#### PROBLEM:
Scan the entries below for the word "values". Copy each line that has it.

====== SUPPLIED INFORMATION

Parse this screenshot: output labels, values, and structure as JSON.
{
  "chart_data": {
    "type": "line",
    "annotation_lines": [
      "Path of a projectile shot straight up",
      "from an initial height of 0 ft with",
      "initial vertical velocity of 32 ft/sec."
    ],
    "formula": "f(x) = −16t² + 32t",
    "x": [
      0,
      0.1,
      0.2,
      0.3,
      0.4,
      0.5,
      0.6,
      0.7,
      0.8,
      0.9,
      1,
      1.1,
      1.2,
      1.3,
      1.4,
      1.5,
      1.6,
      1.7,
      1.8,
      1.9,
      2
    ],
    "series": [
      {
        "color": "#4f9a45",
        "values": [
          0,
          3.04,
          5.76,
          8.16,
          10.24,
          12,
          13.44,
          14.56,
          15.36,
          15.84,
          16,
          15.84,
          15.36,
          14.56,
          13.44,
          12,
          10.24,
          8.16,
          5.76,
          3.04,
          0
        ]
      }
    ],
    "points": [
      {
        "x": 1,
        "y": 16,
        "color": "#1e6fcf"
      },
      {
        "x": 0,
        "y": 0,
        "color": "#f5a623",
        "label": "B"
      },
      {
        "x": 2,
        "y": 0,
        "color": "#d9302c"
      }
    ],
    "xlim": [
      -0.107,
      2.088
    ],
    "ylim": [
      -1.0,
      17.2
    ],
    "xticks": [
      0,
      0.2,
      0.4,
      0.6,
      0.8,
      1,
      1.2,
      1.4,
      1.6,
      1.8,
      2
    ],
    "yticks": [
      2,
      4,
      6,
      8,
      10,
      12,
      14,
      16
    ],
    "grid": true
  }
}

============

#### REPLY TO THE TASK:
Parse this screenshot: output labels, values, and structure as JSON.
        "values": [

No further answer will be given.